PROBLEM REQUIREMENTS - Please reproduce the following data line for line, exactly as it appears, with nothing changed.
BEGIN DATA PROVIDED
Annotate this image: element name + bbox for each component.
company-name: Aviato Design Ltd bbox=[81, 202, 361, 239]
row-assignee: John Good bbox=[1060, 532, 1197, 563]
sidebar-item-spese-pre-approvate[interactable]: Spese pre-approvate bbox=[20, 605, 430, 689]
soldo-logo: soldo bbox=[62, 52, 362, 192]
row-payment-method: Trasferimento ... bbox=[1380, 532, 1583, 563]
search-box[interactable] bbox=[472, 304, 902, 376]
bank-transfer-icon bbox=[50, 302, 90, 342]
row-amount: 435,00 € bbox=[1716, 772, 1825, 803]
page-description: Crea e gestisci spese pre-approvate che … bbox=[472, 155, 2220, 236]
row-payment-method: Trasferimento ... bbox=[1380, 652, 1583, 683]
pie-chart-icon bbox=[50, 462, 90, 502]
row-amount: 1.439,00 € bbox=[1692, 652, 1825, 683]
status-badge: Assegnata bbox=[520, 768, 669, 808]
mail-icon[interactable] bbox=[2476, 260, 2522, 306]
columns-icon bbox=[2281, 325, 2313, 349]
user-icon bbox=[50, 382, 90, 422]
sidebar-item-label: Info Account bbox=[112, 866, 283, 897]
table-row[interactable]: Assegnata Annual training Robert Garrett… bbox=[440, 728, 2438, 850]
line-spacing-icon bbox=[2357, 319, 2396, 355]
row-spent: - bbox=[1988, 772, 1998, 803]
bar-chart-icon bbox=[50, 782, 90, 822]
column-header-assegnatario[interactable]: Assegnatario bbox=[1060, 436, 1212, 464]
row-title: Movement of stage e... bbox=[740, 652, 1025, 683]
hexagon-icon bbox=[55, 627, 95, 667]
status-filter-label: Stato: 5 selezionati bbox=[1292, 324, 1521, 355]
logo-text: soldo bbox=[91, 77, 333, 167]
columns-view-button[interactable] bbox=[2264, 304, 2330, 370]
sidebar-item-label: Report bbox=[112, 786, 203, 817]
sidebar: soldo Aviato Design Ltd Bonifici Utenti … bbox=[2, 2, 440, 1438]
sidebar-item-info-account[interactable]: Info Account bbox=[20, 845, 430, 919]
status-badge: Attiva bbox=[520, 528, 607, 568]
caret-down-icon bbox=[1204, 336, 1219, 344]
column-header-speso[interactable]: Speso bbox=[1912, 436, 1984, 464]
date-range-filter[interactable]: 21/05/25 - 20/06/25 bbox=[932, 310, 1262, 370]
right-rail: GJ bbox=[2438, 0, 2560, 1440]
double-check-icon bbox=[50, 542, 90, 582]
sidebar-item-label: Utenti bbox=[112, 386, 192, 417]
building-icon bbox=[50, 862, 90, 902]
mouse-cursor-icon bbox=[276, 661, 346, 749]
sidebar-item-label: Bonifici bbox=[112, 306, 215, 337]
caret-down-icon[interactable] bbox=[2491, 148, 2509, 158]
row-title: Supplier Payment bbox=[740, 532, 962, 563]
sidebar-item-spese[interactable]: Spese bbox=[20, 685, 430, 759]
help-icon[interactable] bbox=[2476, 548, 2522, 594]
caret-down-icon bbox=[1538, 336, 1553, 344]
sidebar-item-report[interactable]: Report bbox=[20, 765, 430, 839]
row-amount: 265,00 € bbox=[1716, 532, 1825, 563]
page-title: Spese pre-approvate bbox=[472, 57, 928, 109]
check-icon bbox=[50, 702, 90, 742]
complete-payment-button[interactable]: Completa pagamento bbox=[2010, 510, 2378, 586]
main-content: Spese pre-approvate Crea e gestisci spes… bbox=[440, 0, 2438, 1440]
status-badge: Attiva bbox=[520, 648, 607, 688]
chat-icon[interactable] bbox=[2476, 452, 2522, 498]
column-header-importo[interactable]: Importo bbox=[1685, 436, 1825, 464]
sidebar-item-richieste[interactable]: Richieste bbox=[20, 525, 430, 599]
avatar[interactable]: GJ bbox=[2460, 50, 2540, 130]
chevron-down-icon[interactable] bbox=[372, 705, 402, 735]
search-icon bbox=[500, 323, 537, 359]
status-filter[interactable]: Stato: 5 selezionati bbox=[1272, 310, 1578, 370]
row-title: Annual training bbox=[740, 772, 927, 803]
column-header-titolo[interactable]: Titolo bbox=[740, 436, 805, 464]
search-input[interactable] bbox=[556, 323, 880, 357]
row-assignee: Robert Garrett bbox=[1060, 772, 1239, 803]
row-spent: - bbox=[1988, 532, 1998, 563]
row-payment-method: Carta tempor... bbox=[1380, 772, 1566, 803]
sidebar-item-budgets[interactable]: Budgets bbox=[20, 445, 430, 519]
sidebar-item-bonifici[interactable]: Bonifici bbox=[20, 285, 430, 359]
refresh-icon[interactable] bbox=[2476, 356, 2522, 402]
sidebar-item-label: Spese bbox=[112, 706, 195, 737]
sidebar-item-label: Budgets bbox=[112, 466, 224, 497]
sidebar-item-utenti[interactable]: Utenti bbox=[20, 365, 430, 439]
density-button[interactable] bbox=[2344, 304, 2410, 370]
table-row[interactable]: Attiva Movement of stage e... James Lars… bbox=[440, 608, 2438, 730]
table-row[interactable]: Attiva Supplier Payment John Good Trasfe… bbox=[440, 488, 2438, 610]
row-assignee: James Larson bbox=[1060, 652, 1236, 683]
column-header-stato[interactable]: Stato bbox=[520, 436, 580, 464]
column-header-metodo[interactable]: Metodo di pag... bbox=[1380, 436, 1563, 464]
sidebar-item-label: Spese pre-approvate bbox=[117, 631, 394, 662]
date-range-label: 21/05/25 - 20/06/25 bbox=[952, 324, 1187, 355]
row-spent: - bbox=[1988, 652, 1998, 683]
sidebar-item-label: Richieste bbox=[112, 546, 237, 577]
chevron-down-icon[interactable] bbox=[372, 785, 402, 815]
END DATA PROVIDED
OUTPUT FOR THIS EXERCISE -
Annotate this image: element name + bbox for each component.
company-name: Aviato Design Ltd bbox=[81, 202, 361, 239]
row-assignee: John Good bbox=[1060, 532, 1197, 563]
sidebar-item-spese-pre-approvate[interactable]: Spese pre-approvate bbox=[20, 605, 430, 689]
soldo-logo: soldo bbox=[62, 52, 362, 192]
row-payment-method: Trasferimento ... bbox=[1380, 532, 1583, 563]
search-box[interactable] bbox=[472, 304, 902, 376]
bank-transfer-icon bbox=[50, 302, 90, 342]
row-amount: 435,00 € bbox=[1716, 772, 1825, 803]
page-description: Crea e gestisci spese pre-approvate che … bbox=[472, 155, 2220, 236]
row-payment-method: Trasferimento ... bbox=[1380, 652, 1583, 683]
pie-chart-icon bbox=[50, 462, 90, 502]
row-amount: 1.439,00 € bbox=[1692, 652, 1825, 683]
status-badge: Assegnata bbox=[520, 768, 669, 808]
mail-icon[interactable] bbox=[2476, 260, 2522, 306]
columns-icon bbox=[2281, 325, 2313, 349]
user-icon bbox=[50, 382, 90, 422]
sidebar-item-label: Info Account bbox=[112, 866, 283, 897]
table-row[interactable]: Assegnata Annual training Robert Garrett… bbox=[440, 728, 2438, 850]
line-spacing-icon bbox=[2357, 319, 2396, 355]
row-spent: - bbox=[1988, 772, 1998, 803]
bar-chart-icon bbox=[50, 782, 90, 822]
column-header-assegnatario[interactable]: Assegnatario bbox=[1060, 436, 1212, 464]
row-title: Movement of stage e... bbox=[740, 652, 1025, 683]
hexagon-icon bbox=[55, 627, 95, 667]
status-filter-label: Stato: 5 selezionati bbox=[1292, 324, 1521, 355]
logo-text: soldo bbox=[91, 77, 333, 167]
columns-view-button[interactable] bbox=[2264, 304, 2330, 370]
sidebar-item-label: Report bbox=[112, 786, 203, 817]
sidebar: soldo Aviato Design Ltd Bonifici Utenti … bbox=[2, 2, 440, 1438]
sidebar-item-info-account[interactable]: Info Account bbox=[20, 845, 430, 919]
status-badge: Attiva bbox=[520, 528, 607, 568]
caret-down-icon bbox=[1204, 336, 1219, 344]
column-header-speso[interactable]: Speso bbox=[1912, 436, 1984, 464]
date-range-filter[interactable]: 21/05/25 - 20/06/25 bbox=[932, 310, 1262, 370]
right-rail: GJ bbox=[2438, 0, 2560, 1440]
double-check-icon bbox=[50, 542, 90, 582]
sidebar-item-label: Utenti bbox=[112, 386, 192, 417]
building-icon bbox=[50, 862, 90, 902]
mouse-cursor-icon bbox=[276, 661, 346, 749]
sidebar-item-label: Bonifici bbox=[112, 306, 215, 337]
caret-down-icon[interactable] bbox=[2491, 148, 2509, 158]
row-title: Supplier Payment bbox=[740, 532, 962, 563]
sidebar-item-spese[interactable]: Spese bbox=[20, 685, 430, 759]
help-icon[interactable] bbox=[2476, 548, 2522, 594]
caret-down-icon bbox=[1538, 336, 1553, 344]
sidebar-item-report[interactable]: Report bbox=[20, 765, 430, 839]
row-amount: 265,00 € bbox=[1716, 532, 1825, 563]
page-title: Spese pre-approvate bbox=[472, 57, 928, 109]
check-icon bbox=[50, 702, 90, 742]
complete-payment-button[interactable]: Completa pagamento bbox=[2010, 510, 2378, 586]
main-content: Spese pre-approvate Crea e gestisci spes… bbox=[440, 0, 2438, 1440]
status-badge: Attiva bbox=[520, 648, 607, 688]
chat-icon[interactable] bbox=[2476, 452, 2522, 498]
column-header-importo[interactable]: Importo bbox=[1685, 436, 1825, 464]
sidebar-item-richieste[interactable]: Richieste bbox=[20, 525, 430, 599]
avatar[interactable]: GJ bbox=[2460, 50, 2540, 130]
chevron-down-icon[interactable] bbox=[372, 705, 402, 735]
search-icon bbox=[500, 323, 537, 359]
status-filter[interactable]: Stato: 5 selezionati bbox=[1272, 310, 1578, 370]
row-title: Annual training bbox=[740, 772, 927, 803]
column-header-titolo[interactable]: Titolo bbox=[740, 436, 805, 464]
search-input[interactable] bbox=[556, 323, 880, 357]
row-assignee: Robert Garrett bbox=[1060, 772, 1239, 803]
row-spent: - bbox=[1988, 532, 1998, 563]
row-payment-method: Carta tempor... bbox=[1380, 772, 1566, 803]
sidebar-item-budgets[interactable]: Budgets bbox=[20, 445, 430, 519]
sidebar-item-bonifici[interactable]: Bonifici bbox=[20, 285, 430, 359]
refresh-icon[interactable] bbox=[2476, 356, 2522, 402]
sidebar-item-label: Spese bbox=[112, 706, 195, 737]
sidebar-item-label: Budgets bbox=[112, 466, 224, 497]
sidebar-item-utenti[interactable]: Utenti bbox=[20, 365, 430, 439]
density-button[interactable] bbox=[2344, 304, 2410, 370]
table-row[interactable]: Attiva Movement of stage e... James Lars… bbox=[440, 608, 2438, 730]
table-row[interactable]: Attiva Supplier Payment John Good Trasfe… bbox=[440, 488, 2438, 610]
row-assignee: James Larson bbox=[1060, 652, 1236, 683]
column-header-stato[interactable]: Stato bbox=[520, 436, 580, 464]
column-header-metodo[interactable]: Metodo di pag... bbox=[1380, 436, 1563, 464]
sidebar-item-label: Spese pre-approvate bbox=[117, 631, 394, 662]
date-range-label: 21/05/25 - 20/06/25 bbox=[952, 324, 1187, 355]
row-spent: - bbox=[1988, 652, 1998, 683]
sidebar-item-label: Richieste bbox=[112, 546, 237, 577]
chevron-down-icon[interactable] bbox=[372, 785, 402, 815]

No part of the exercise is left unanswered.